Exercise task: All the records that follow need to be reproduced exactly. Omit the images.

(Dataset listings of figures)
--- BEGIN ---
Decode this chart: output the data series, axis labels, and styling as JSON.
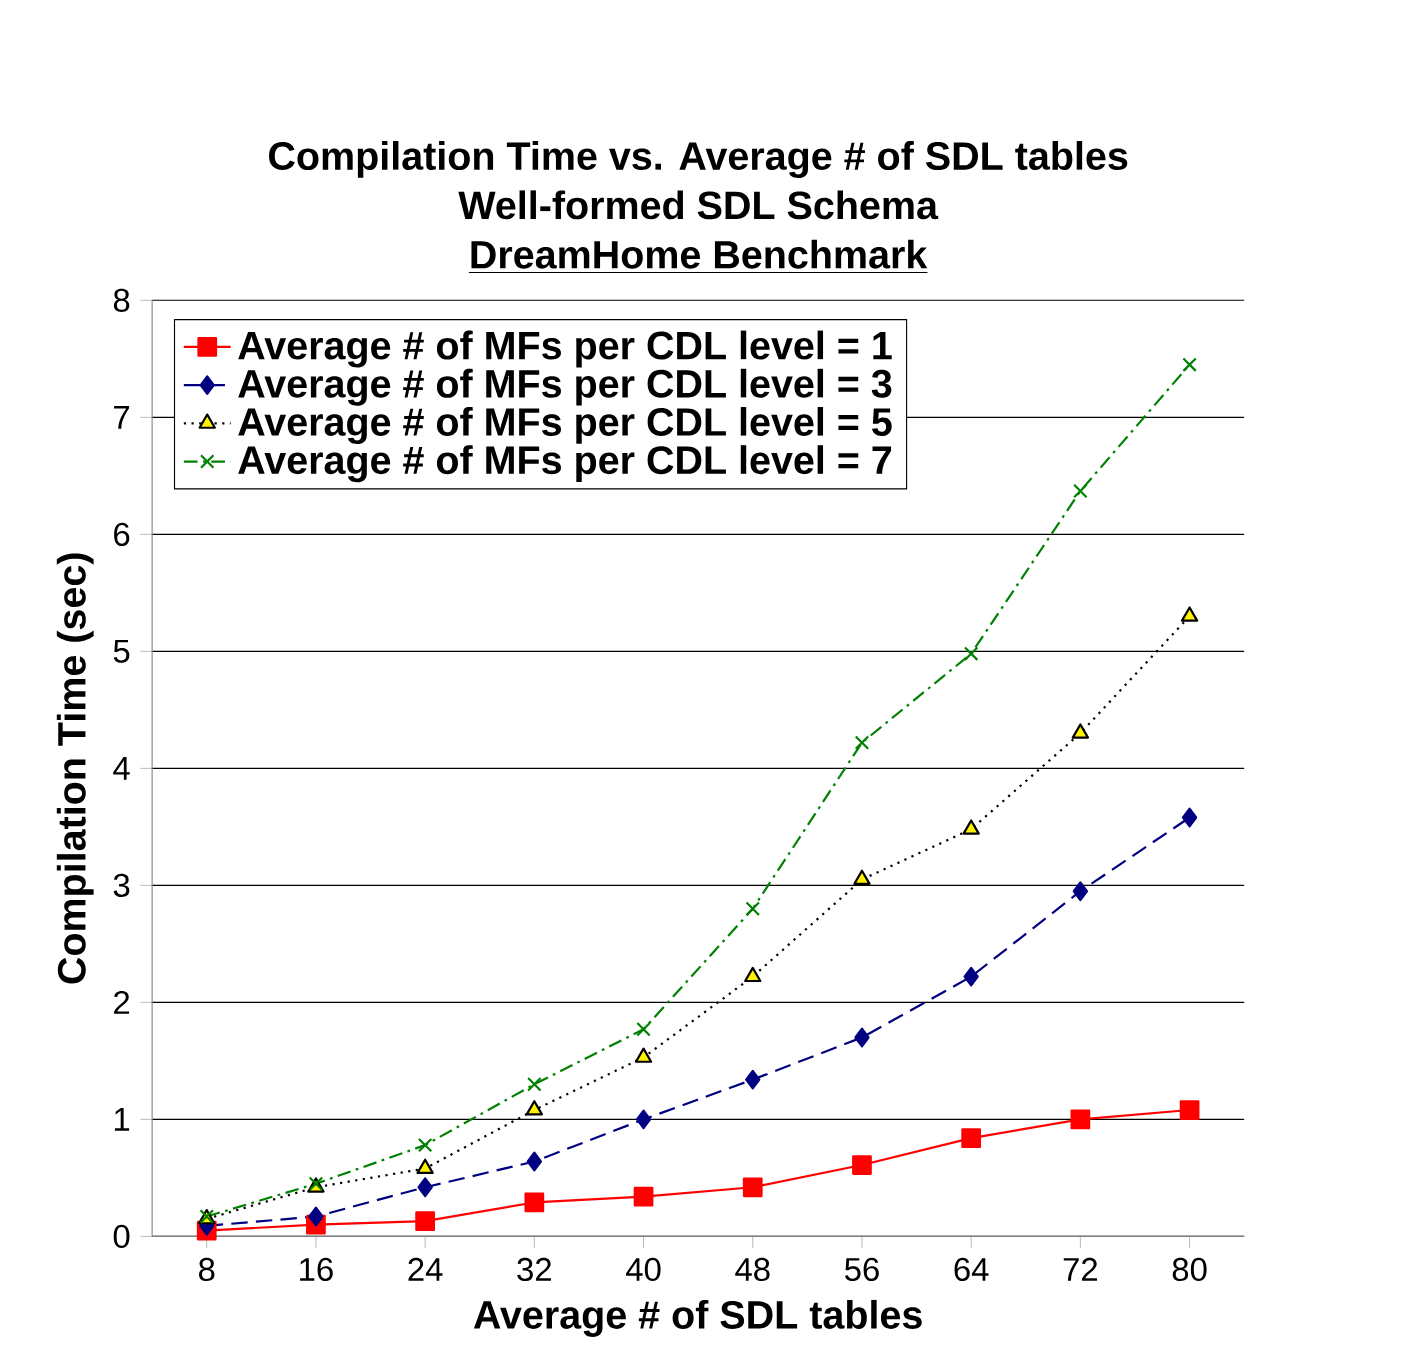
{
  "chart_data": {
    "type": "line",
    "title": "Compilation Time vs. Average # of SDL tables",
    "subtitle": [
      "Well-formed SDL Schema",
      "DreamHome Benchmark"
    ],
    "xlabel": "Average # of SDL tables",
    "ylabel": "Compilation Time (sec)",
    "categories": [
      "8",
      "16",
      "24",
      "32",
      "40",
      "48",
      "56",
      "64",
      "72",
      "80"
    ],
    "ylim": [
      0,
      8
    ],
    "yticks": [
      0,
      1,
      2,
      3,
      4,
      5,
      6,
      7,
      8
    ],
    "grid": "y",
    "legend": "top left",
    "series": [
      {
        "name": "Average # of MFs per CDL level = 1",
        "color": "#ff0000",
        "marker": "square",
        "line_style": "solid",
        "values": [
          0.05,
          0.1,
          0.13,
          0.29,
          0.34,
          0.42,
          0.61,
          0.84,
          1.0,
          1.08
        ]
      },
      {
        "name": "Average # of MFs per CDL level = 3",
        "color": "#000080",
        "marker": "diamond",
        "line_style": "dashed",
        "values": [
          0.09,
          0.17,
          0.42,
          0.64,
          1.0,
          1.34,
          1.7,
          2.22,
          2.95,
          3.58
        ]
      },
      {
        "name": "Average # of MFs per CDL level = 5",
        "color": "#000000",
        "marker": "triangle",
        "line_style": "dotted",
        "values": [
          0.15,
          0.42,
          0.58,
          1.08,
          1.53,
          2.22,
          3.05,
          3.48,
          4.3,
          5.3
        ]
      },
      {
        "name": "Average # of MFs per CDL level = 7",
        "color": "#008000",
        "marker": "cross",
        "line_style": "dashdotted",
        "values": [
          0.17,
          0.45,
          0.78,
          1.3,
          1.77,
          2.8,
          4.22,
          4.98,
          6.37,
          7.45
        ]
      }
    ]
  }
}
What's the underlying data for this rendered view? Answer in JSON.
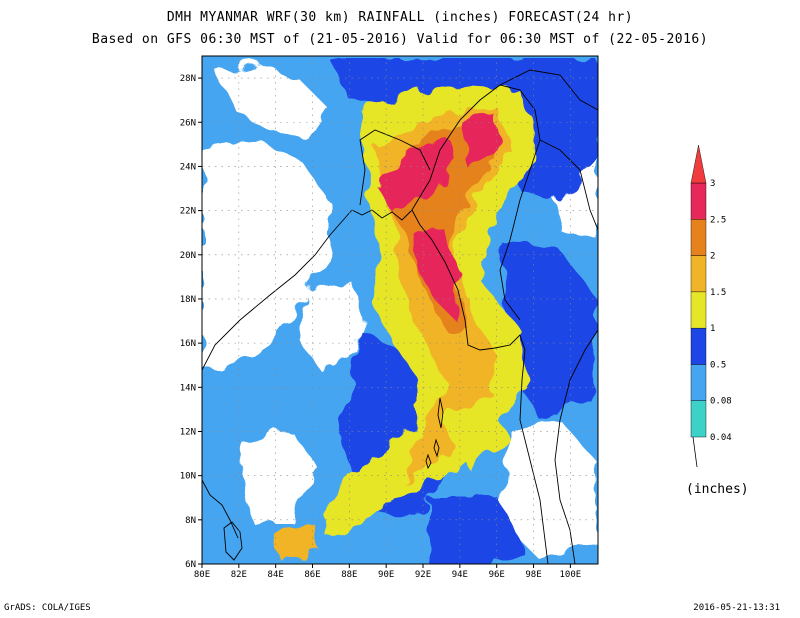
{
  "title_line1": "DMH MYANMAR WRF(30 km) RAINFALL (inches) FORECAST(24 hr)",
  "title_line2": "Based on GFS 06:30 MST of (21-05-2016) Valid for 06:30 MST of (22-05-2016)",
  "footer_left": "GrADS: COLA/IGES",
  "footer_right": "2016-05-21-13:31",
  "map": {
    "lon_range": [
      80,
      101.5
    ],
    "lat_range": [
      6,
      29
    ],
    "lon_ticks": [
      "80E",
      "82E",
      "84E",
      "86E",
      "88E",
      "90E",
      "92E",
      "94E",
      "96E",
      "98E",
      "100E"
    ],
    "lat_ticks": [
      "6N",
      "8N",
      "10N",
      "12N",
      "14N",
      "16N",
      "18N",
      "20N",
      "22N",
      "24N",
      "26N",
      "28N"
    ]
  },
  "legend": {
    "unit": "(inches)",
    "levels": [
      "0.04",
      "0.08",
      "0.5",
      "1",
      "1.5",
      "2",
      "2.5",
      "3"
    ],
    "colors": [
      "#3cd2c8",
      "#46a5f0",
      "#1e46e6",
      "#e6e628",
      "#f0b428",
      "#e6821e",
      "#e6285a",
      "#f03c3c"
    ],
    "fill_colors": {
      "none": "#ffffff",
      "c1": "#46a5f0",
      "c2": "#1e46e6",
      "c3": "#e6e628",
      "c4": "#f0b428",
      "c5": "#e6821e",
      "c6": "#e6285a"
    }
  }
}
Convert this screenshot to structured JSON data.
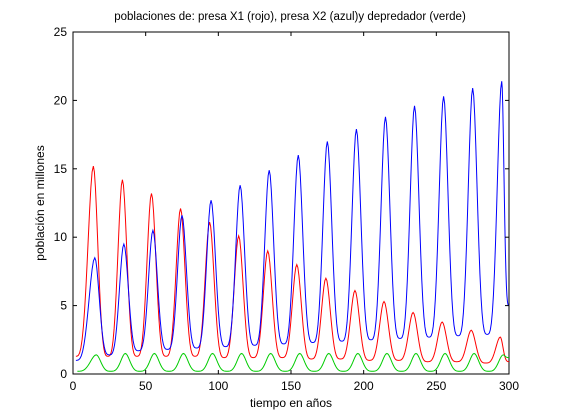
{
  "chart_data": {
    "type": "line",
    "title": "poblaciones de: presa X1 (rojo), presa X2 (azul)y depredador (verde)",
    "xlabel": "tiempo en años",
    "ylabel": "población en millones",
    "xlim": [
      0,
      300
    ],
    "ylim": [
      0,
      25
    ],
    "xticks": [
      0,
      50,
      100,
      150,
      200,
      250,
      300
    ],
    "yticks": [
      0,
      5,
      10,
      15,
      20,
      25
    ],
    "grid": false,
    "series": [
      {
        "color": "#ff0000",
        "peaks": [
          [
            14,
            15.2
          ],
          [
            34,
            14.2
          ],
          [
            54,
            13.2
          ],
          [
            74,
            12.1
          ],
          [
            94,
            11.1
          ],
          [
            114,
            10.1
          ],
          [
            134,
            9.0
          ],
          [
            154,
            8.0
          ],
          [
            174,
            7.0
          ],
          [
            194,
            6.1
          ],
          [
            214,
            5.3
          ],
          [
            234,
            4.5
          ],
          [
            254,
            3.8
          ],
          [
            274,
            3.2
          ],
          [
            294,
            2.7
          ]
        ],
        "troughs": [
          [
            2,
            1.3
          ],
          [
            24,
            1.3
          ],
          [
            44,
            1.3
          ],
          [
            64,
            1.3
          ],
          [
            84,
            1.3
          ],
          [
            104,
            1.2
          ],
          [
            124,
            1.2
          ],
          [
            144,
            1.2
          ],
          [
            164,
            1.1
          ],
          [
            184,
            1.1
          ],
          [
            204,
            1.0
          ],
          [
            224,
            1.0
          ],
          [
            244,
            0.9
          ],
          [
            264,
            0.9
          ],
          [
            284,
            0.8
          ],
          [
            300,
            0.9
          ]
        ]
      },
      {
        "color": "#0000ff",
        "peaks": [
          [
            15,
            8.5
          ],
          [
            35,
            9.5
          ],
          [
            55,
            10.5
          ],
          [
            75,
            11.6
          ],
          [
            95,
            12.7
          ],
          [
            115,
            13.8
          ],
          [
            135,
            14.9
          ],
          [
            155,
            16.0
          ],
          [
            175,
            17.0
          ],
          [
            195,
            17.9
          ],
          [
            215,
            18.8
          ],
          [
            235,
            19.6
          ],
          [
            255,
            20.3
          ],
          [
            275,
            20.9
          ],
          [
            295,
            21.4
          ]
        ],
        "troughs": [
          [
            2,
            1.0
          ],
          [
            25,
            1.4
          ],
          [
            45,
            1.7
          ],
          [
            65,
            1.8
          ],
          [
            85,
            1.9
          ],
          [
            105,
            2.0
          ],
          [
            125,
            2.1
          ],
          [
            145,
            2.2
          ],
          [
            165,
            2.3
          ],
          [
            185,
            2.4
          ],
          [
            205,
            2.5
          ],
          [
            225,
            2.6
          ],
          [
            245,
            2.7
          ],
          [
            265,
            2.8
          ],
          [
            285,
            2.9
          ],
          [
            300,
            5.0
          ]
        ]
      },
      {
        "color": "#00cc00",
        "peaks": [
          [
            16,
            1.4
          ],
          [
            36,
            1.5
          ],
          [
            56,
            1.5
          ],
          [
            76,
            1.5
          ],
          [
            96,
            1.5
          ],
          [
            116,
            1.5
          ],
          [
            136,
            1.5
          ],
          [
            156,
            1.5
          ],
          [
            176,
            1.5
          ],
          [
            196,
            1.5
          ],
          [
            216,
            1.5
          ],
          [
            236,
            1.5
          ],
          [
            256,
            1.5
          ],
          [
            276,
            1.5
          ],
          [
            296,
            1.4
          ]
        ],
        "troughs": [
          [
            3,
            0.2
          ],
          [
            26,
            0.2
          ],
          [
            46,
            0.2
          ],
          [
            66,
            0.2
          ],
          [
            86,
            0.2
          ],
          [
            106,
            0.2
          ],
          [
            126,
            0.2
          ],
          [
            146,
            0.2
          ],
          [
            166,
            0.2
          ],
          [
            186,
            0.2
          ],
          [
            206,
            0.2
          ],
          [
            226,
            0.2
          ],
          [
            246,
            0.2
          ],
          [
            266,
            0.2
          ],
          [
            286,
            0.2
          ],
          [
            300,
            1.2
          ]
        ]
      }
    ]
  }
}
--- END ---
Response:
Decode this chart: output the data series, axis labels, and styling as JSON.
{
  "chart_data": {
    "type": "line",
    "title": "Compilation Time vs. Average # of SDL tables",
    "subtitle": [
      "Well-formed SDL Schema",
      "DreamHome Benchmark"
    ],
    "xlabel": "Average # of SDL tables",
    "ylabel": "Compilation Time (sec)",
    "categories": [
      "8",
      "16",
      "24",
      "32",
      "40",
      "48",
      "56",
      "64",
      "72",
      "80"
    ],
    "ylim": [
      0,
      8
    ],
    "yticks": [
      0,
      1,
      2,
      3,
      4,
      5,
      6,
      7,
      8
    ],
    "grid": "y",
    "legend": "top left",
    "series": [
      {
        "name": "Average # of MFs per CDL level = 1",
        "color": "#ff0000",
        "marker": "square",
        "line_style": "solid",
        "values": [
          0.05,
          0.1,
          0.13,
          0.29,
          0.34,
          0.42,
          0.61,
          0.84,
          1.0,
          1.08
        ]
      },
      {
        "name": "Average # of MFs per CDL level = 3",
        "color": "#000080",
        "marker": "diamond",
        "line_style": "dashed",
        "values": [
          0.09,
          0.17,
          0.42,
          0.64,
          1.0,
          1.34,
          1.7,
          2.22,
          2.95,
          3.58
        ]
      },
      {
        "name": "Average # of MFs per CDL level = 5",
        "color": "#000000",
        "marker": "triangle",
        "line_style": "dotted",
        "values": [
          0.15,
          0.42,
          0.58,
          1.08,
          1.53,
          2.22,
          3.05,
          3.48,
          4.3,
          5.3
        ]
      },
      {
        "name": "Average # of MFs per CDL level = 7",
        "color": "#008000",
        "marker": "cross",
        "line_style": "dashdotted",
        "values": [
          0.17,
          0.45,
          0.78,
          1.3,
          1.77,
          2.8,
          4.22,
          4.98,
          6.37,
          7.45
        ]
      }
    ]
  }
}
What's the underlying data for this rendered view? Answer in JSON.
{
  "title_line1": "DMH MYANMAR WRF(30 km) RAINFALL (inches) FORECAST(24 hr)",
  "title_line2": "Based on GFS 06:30 MST of (21-05-2016) Valid for 06:30 MST of (22-05-2016)",
  "footer_left": "GrADS: COLA/IGES",
  "footer_right": "2016-05-21-13:31",
  "map": {
    "lon_range": [
      80,
      101.5
    ],
    "lat_range": [
      6,
      29
    ],
    "lon_ticks": [
      "80E",
      "82E",
      "84E",
      "86E",
      "88E",
      "90E",
      "92E",
      "94E",
      "96E",
      "98E",
      "100E"
    ],
    "lat_ticks": [
      "6N",
      "8N",
      "10N",
      "12N",
      "14N",
      "16N",
      "18N",
      "20N",
      "22N",
      "24N",
      "26N",
      "28N"
    ]
  },
  "legend": {
    "unit": "(inches)",
    "levels": [
      "0.04",
      "0.08",
      "0.5",
      "1",
      "1.5",
      "2",
      "2.5",
      "3"
    ],
    "colors": [
      "#3cd2c8",
      "#46a5f0",
      "#1e46e6",
      "#e6e628",
      "#f0b428",
      "#e6821e",
      "#e6285a",
      "#f03c3c"
    ],
    "fill_colors": {
      "none": "#ffffff",
      "c1": "#46a5f0",
      "c2": "#1e46e6",
      "c3": "#e6e628",
      "c4": "#f0b428",
      "c5": "#e6821e",
      "c6": "#e6285a"
    }
  }
}
Convert this screenshot to structured JSON data.
{
  "chart_data": {
    "type": "line",
    "title": "poblaciones de: presa X1 (rojo), presa X2 (azul)y depredador (verde)",
    "xlabel": "tiempo en años",
    "ylabel": "población en millones",
    "xlim": [
      0,
      300
    ],
    "ylim": [
      0,
      25
    ],
    "xticks": [
      0,
      50,
      100,
      150,
      200,
      250,
      300
    ],
    "yticks": [
      0,
      5,
      10,
      15,
      20,
      25
    ],
    "grid": false,
    "series": [
      {
        "color": "#ff0000",
        "peaks": [
          [
            14,
            15.2
          ],
          [
            34,
            14.2
          ],
          [
            54,
            13.2
          ],
          [
            74,
            12.1
          ],
          [
            94,
            11.1
          ],
          [
            114,
            10.1
          ],
          [
            134,
            9.0
          ],
          [
            154,
            8.0
          ],
          [
            174,
            7.0
          ],
          [
            194,
            6.1
          ],
          [
            214,
            5.3
          ],
          [
            234,
            4.5
          ],
          [
            254,
            3.8
          ],
          [
            274,
            3.2
          ],
          [
            294,
            2.7
          ]
        ],
        "troughs": [
          [
            2,
            1.3
          ],
          [
            24,
            1.3
          ],
          [
            44,
            1.3
          ],
          [
            64,
            1.3
          ],
          [
            84,
            1.3
          ],
          [
            104,
            1.2
          ],
          [
            124,
            1.2
          ],
          [
            144,
            1.2
          ],
          [
            164,
            1.1
          ],
          [
            184,
            1.1
          ],
          [
            204,
            1.0
          ],
          [
            224,
            1.0
          ],
          [
            244,
            0.9
          ],
          [
            264,
            0.9
          ],
          [
            284,
            0.8
          ],
          [
            300,
            0.9
          ]
        ]
      },
      {
        "color": "#0000ff",
        "peaks": [
          [
            15,
            8.5
          ],
          [
            35,
            9.5
          ],
          [
            55,
            10.5
          ],
          [
            75,
            11.6
          ],
          [
            95,
            12.7
          ],
          [
            115,
            13.8
          ],
          [
            135,
            14.9
          ],
          [
            155,
            16.0
          ],
          [
            175,
            17.0
          ],
          [
            195,
            17.9
          ],
          [
            215,
            18.8
          ],
          [
            235,
            19.6
          ],
          [
            255,
            20.3
          ],
          [
            275,
            20.9
          ],
          [
            295,
            21.4
          ]
        ],
        "troughs": [
          [
            2,
            1.0
          ],
          [
            25,
            1.4
          ],
          [
            45,
            1.7
          ],
          [
            65,
            1.8
          ],
          [
            85,
            1.9
          ],
          [
            105,
            2.0
          ],
          [
            125,
            2.1
          ],
          [
            145,
            2.2
          ],
          [
            165,
            2.3
          ],
          [
            185,
            2.4
          ],
          [
            205,
            2.5
          ],
          [
            225,
            2.6
          ],
          [
            245,
            2.7
          ],
          [
            265,
            2.8
          ],
          [
            285,
            2.9
          ],
          [
            300,
            5.0
          ]
        ]
      },
      {
        "color": "#00cc00",
        "peaks": [
          [
            16,
            1.4
          ],
          [
            36,
            1.5
          ],
          [
            56,
            1.5
          ],
          [
            76,
            1.5
          ],
          [
            96,
            1.5
          ],
          [
            116,
            1.5
          ],
          [
            136,
            1.5
          ],
          [
            156,
            1.5
          ],
          [
            176,
            1.5
          ],
          [
            196,
            1.5
          ],
          [
            216,
            1.5
          ],
          [
            236,
            1.5
          ],
          [
            256,
            1.5
          ],
          [
            276,
            1.5
          ],
          [
            296,
            1.4
          ]
        ],
        "troughs": [
          [
            3,
            0.2
          ],
          [
            26,
            0.2
          ],
          [
            46,
            0.2
          ],
          [
            66,
            0.2
          ],
          [
            86,
            0.2
          ],
          [
            106,
            0.2
          ],
          [
            126,
            0.2
          ],
          [
            146,
            0.2
          ],
          [
            166,
            0.2
          ],
          [
            186,
            0.2
          ],
          [
            206,
            0.2
          ],
          [
            226,
            0.2
          ],
          [
            246,
            0.2
          ],
          [
            266,
            0.2
          ],
          [
            286,
            0.2
          ],
          [
            300,
            1.2
          ]
        ]
      }
    ]
  }
}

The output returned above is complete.